* **Data shown**:

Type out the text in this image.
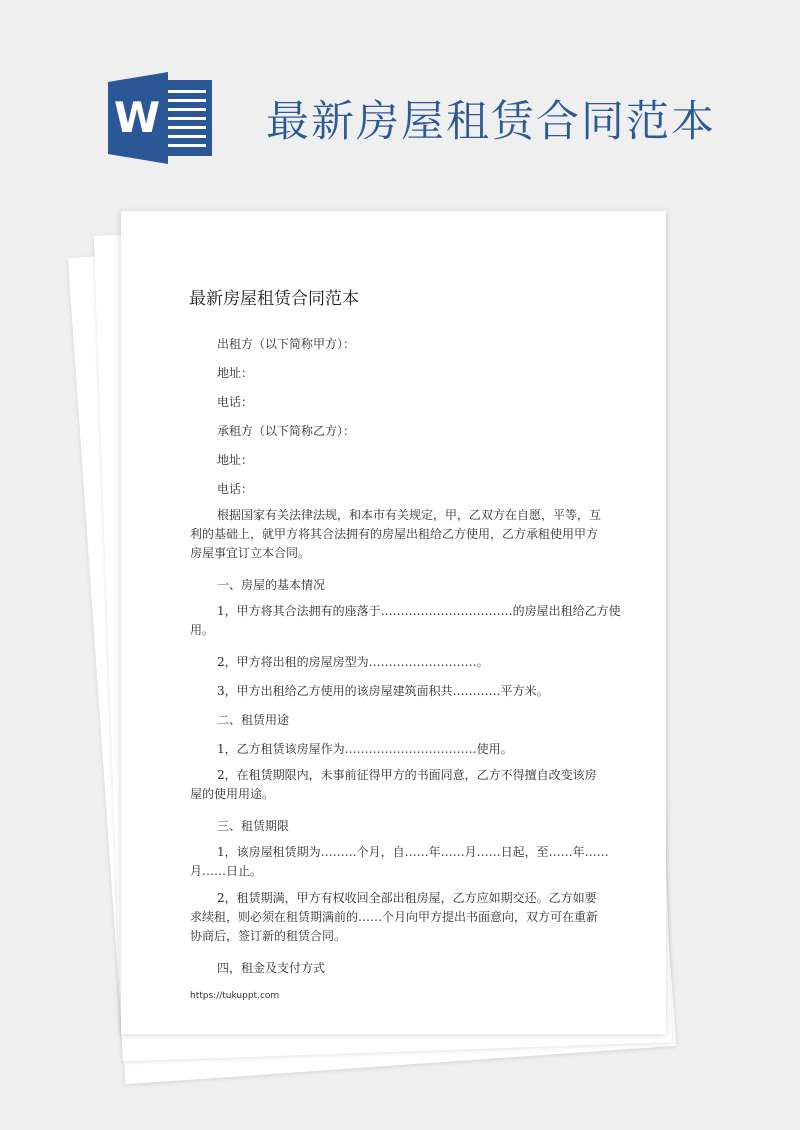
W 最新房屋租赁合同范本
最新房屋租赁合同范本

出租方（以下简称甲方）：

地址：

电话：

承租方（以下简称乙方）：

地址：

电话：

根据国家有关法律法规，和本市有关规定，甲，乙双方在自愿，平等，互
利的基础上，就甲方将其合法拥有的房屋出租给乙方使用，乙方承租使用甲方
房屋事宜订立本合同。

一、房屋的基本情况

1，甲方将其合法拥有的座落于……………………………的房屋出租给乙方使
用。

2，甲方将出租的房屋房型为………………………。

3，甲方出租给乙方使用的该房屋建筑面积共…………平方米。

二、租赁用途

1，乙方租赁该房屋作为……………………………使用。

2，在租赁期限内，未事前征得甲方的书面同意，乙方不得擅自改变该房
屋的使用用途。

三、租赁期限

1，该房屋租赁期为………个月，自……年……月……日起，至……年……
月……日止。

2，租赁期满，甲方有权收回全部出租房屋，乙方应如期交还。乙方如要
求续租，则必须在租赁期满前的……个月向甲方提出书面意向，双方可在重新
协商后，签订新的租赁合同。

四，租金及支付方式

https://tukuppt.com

* **What is asked**:
Do not include the images; transcribe the rest of the listing exactly.

* **Solution to this problem**:
Type out the text in this image.
W 最新房屋租赁合同范本
最新房屋租赁合同范本

出租方（以下简称甲方）：

地址：

电话：

承租方（以下简称乙方）：

地址：

电话：

根据国家有关法律法规，和本市有关规定，甲，乙双方在自愿，平等，互
利的基础上，就甲方将其合法拥有的房屋出租给乙方使用，乙方承租使用甲方
房屋事宜订立本合同。

一、房屋的基本情况

1，甲方将其合法拥有的座落于……………………………的房屋出租给乙方使
用。

2，甲方将出租的房屋房型为………………………。

3，甲方出租给乙方使用的该房屋建筑面积共…………平方米。

二、租赁用途

1，乙方租赁该房屋作为……………………………使用。

2，在租赁期限内，未事前征得甲方的书面同意，乙方不得擅自改变该房
屋的使用用途。

三、租赁期限

1，该房屋租赁期为………个月，自……年……月……日起，至……年……
月……日止。

2，租赁期满，甲方有权收回全部出租房屋，乙方应如期交还。乙方如要
求续租，则必须在租赁期满前的……个月向甲方提出书面意向，双方可在重新
协商后，签订新的租赁合同。

四，租金及支付方式

https://tukuppt.com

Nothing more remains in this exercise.